RECORD SET
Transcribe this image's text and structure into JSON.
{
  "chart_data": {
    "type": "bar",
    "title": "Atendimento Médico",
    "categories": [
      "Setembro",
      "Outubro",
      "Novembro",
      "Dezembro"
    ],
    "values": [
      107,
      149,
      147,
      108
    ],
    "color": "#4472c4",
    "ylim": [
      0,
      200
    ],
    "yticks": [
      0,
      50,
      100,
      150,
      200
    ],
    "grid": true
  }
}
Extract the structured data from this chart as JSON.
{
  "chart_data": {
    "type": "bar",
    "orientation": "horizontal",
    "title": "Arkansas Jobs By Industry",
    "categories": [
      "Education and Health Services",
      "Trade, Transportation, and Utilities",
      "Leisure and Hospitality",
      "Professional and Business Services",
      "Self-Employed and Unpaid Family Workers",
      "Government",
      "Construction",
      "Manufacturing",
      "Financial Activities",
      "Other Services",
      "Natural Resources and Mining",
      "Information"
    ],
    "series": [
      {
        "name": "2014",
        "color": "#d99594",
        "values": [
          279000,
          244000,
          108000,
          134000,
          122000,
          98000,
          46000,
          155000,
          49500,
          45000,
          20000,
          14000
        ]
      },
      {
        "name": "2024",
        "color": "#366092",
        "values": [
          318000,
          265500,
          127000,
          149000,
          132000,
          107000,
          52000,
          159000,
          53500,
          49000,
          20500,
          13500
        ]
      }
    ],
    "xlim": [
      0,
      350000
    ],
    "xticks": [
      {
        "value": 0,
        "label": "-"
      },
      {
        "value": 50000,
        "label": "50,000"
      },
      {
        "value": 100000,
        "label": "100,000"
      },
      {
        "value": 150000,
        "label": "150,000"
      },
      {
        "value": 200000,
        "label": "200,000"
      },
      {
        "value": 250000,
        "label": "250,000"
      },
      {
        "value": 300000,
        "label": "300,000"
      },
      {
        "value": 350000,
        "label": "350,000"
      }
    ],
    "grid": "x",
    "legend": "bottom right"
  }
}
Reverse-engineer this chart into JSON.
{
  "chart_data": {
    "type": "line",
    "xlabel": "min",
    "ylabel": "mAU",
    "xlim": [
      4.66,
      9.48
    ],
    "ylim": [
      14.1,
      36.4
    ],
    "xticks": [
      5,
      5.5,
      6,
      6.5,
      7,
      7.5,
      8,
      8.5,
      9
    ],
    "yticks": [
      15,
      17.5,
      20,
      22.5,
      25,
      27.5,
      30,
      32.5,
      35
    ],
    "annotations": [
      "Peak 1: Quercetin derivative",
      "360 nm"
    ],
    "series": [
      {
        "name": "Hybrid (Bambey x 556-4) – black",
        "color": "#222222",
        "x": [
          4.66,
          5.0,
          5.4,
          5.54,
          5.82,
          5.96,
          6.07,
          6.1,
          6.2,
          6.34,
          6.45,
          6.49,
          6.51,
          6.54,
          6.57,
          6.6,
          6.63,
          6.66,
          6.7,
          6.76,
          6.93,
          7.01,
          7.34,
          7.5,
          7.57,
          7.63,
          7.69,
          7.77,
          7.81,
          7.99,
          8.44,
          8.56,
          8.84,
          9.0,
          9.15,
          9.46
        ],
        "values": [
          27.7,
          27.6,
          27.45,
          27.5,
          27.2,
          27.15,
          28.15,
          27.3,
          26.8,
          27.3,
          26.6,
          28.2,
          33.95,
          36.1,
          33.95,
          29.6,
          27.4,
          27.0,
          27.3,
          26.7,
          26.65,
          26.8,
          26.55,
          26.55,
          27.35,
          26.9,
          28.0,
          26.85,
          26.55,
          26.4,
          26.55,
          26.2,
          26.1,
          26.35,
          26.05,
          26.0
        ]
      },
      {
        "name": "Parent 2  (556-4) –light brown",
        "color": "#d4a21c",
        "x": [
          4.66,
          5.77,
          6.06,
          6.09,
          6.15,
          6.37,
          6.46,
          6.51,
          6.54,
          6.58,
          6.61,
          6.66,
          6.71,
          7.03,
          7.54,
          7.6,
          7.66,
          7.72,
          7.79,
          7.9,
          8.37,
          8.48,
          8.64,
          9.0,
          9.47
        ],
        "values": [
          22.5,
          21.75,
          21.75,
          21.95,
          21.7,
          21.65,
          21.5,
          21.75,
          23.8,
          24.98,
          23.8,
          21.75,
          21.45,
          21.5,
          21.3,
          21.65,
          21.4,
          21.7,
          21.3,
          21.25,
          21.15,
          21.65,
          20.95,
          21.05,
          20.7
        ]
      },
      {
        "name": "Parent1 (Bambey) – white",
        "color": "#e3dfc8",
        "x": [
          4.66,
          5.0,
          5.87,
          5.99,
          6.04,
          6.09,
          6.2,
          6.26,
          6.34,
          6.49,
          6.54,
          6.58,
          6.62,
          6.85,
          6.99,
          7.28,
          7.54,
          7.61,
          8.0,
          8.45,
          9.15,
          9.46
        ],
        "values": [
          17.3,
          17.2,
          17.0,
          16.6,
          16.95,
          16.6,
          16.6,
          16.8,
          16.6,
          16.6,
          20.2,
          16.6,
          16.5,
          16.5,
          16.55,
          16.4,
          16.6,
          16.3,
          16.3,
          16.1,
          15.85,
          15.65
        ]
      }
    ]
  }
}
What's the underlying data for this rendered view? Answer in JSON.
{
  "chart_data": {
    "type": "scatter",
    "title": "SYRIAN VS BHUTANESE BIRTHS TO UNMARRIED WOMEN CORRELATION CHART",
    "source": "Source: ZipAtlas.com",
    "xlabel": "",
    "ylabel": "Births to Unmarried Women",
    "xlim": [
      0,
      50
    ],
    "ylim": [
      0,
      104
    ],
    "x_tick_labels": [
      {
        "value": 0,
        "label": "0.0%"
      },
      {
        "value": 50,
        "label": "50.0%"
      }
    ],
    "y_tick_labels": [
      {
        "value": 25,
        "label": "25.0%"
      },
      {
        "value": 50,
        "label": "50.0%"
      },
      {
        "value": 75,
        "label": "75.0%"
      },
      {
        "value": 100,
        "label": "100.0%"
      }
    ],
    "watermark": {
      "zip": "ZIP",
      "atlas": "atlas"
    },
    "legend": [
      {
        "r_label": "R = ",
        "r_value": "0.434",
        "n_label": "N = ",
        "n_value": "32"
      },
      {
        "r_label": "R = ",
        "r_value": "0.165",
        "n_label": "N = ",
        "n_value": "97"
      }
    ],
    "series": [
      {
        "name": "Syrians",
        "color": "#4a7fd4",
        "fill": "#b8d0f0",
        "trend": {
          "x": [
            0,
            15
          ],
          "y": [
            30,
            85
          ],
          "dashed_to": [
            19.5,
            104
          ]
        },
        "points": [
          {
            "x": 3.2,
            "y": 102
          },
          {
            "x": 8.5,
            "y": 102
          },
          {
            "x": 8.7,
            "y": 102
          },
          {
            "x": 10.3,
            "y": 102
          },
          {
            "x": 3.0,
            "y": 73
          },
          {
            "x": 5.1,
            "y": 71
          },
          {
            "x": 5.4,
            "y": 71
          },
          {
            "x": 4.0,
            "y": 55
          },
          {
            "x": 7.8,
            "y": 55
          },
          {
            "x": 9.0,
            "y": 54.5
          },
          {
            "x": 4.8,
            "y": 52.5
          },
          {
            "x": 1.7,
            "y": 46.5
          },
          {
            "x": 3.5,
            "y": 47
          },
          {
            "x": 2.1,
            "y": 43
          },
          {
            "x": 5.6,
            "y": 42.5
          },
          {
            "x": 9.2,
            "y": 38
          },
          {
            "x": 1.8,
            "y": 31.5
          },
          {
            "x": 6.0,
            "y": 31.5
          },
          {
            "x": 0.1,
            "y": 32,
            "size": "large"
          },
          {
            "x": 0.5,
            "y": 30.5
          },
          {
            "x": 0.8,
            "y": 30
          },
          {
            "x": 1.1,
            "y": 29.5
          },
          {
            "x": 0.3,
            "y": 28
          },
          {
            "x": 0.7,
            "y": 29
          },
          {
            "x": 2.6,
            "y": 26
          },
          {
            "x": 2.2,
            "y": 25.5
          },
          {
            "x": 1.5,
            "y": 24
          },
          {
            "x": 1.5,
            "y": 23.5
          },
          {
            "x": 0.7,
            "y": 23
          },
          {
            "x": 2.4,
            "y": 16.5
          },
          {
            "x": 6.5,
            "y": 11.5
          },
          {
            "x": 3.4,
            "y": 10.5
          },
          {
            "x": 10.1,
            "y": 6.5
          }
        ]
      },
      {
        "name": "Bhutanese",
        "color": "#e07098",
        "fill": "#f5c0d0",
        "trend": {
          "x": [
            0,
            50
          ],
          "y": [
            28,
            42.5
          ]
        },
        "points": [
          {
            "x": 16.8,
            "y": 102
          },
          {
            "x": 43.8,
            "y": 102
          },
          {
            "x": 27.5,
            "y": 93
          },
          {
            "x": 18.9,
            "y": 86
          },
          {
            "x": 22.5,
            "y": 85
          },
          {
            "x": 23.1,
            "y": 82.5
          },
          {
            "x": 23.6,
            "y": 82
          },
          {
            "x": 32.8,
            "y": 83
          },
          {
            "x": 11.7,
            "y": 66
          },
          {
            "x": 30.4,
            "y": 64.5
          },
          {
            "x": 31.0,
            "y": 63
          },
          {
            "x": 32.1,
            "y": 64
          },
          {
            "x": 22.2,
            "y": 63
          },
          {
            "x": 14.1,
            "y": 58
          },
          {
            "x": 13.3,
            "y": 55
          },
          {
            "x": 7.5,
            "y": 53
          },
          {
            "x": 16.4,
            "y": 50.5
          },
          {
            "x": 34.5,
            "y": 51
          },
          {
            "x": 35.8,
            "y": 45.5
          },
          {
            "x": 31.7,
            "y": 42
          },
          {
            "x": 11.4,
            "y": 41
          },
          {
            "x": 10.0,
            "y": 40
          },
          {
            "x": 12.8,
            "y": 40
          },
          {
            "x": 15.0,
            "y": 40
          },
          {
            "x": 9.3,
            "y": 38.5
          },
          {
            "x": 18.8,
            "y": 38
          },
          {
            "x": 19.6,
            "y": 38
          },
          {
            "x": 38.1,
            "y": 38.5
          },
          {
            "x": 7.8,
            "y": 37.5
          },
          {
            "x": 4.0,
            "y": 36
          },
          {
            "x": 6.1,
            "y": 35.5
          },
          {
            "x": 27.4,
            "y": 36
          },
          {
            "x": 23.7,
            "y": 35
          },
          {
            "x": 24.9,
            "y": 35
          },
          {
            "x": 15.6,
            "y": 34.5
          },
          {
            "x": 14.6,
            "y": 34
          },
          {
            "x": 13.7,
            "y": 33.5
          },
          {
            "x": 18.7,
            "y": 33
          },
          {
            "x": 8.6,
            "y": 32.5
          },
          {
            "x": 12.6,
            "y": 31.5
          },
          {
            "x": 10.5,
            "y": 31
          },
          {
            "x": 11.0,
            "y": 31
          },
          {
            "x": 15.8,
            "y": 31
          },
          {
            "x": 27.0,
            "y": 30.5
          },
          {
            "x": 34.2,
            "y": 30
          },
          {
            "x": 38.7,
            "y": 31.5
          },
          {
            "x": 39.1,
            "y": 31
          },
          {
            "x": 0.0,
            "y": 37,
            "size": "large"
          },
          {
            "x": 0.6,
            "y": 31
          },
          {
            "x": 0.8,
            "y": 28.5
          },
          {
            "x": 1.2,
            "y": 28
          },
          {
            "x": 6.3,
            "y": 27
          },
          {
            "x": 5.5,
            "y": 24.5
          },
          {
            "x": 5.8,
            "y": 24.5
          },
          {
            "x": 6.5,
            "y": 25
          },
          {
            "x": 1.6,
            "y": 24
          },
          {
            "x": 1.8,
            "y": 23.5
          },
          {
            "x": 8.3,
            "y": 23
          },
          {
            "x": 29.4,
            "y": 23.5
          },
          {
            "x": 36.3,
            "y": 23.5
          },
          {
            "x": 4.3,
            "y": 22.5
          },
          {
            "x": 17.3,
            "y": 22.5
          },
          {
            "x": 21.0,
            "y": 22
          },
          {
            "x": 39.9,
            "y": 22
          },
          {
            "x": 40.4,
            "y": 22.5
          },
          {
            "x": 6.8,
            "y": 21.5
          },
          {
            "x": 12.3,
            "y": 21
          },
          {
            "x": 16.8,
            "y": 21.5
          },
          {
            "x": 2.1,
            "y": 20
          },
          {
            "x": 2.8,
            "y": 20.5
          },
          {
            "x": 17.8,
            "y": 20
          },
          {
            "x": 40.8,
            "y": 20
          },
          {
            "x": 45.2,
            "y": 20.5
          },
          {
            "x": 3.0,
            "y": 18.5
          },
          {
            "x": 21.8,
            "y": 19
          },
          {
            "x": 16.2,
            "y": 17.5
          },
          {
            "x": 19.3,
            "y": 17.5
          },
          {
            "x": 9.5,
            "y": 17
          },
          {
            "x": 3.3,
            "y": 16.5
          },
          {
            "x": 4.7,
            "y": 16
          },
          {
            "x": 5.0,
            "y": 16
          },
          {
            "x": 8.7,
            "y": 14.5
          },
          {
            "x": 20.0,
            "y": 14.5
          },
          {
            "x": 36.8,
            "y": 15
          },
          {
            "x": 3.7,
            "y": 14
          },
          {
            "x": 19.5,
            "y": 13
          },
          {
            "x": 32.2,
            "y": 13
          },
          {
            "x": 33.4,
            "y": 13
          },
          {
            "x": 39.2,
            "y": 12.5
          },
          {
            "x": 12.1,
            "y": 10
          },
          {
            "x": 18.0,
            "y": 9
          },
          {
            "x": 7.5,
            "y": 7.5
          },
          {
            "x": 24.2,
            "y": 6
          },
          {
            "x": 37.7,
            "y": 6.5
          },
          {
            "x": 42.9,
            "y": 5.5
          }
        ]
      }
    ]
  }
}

WHAT IS ASKED
From the records above, report the count of lines containing "color" and nothing more.

WRITTEN RESPONSE
8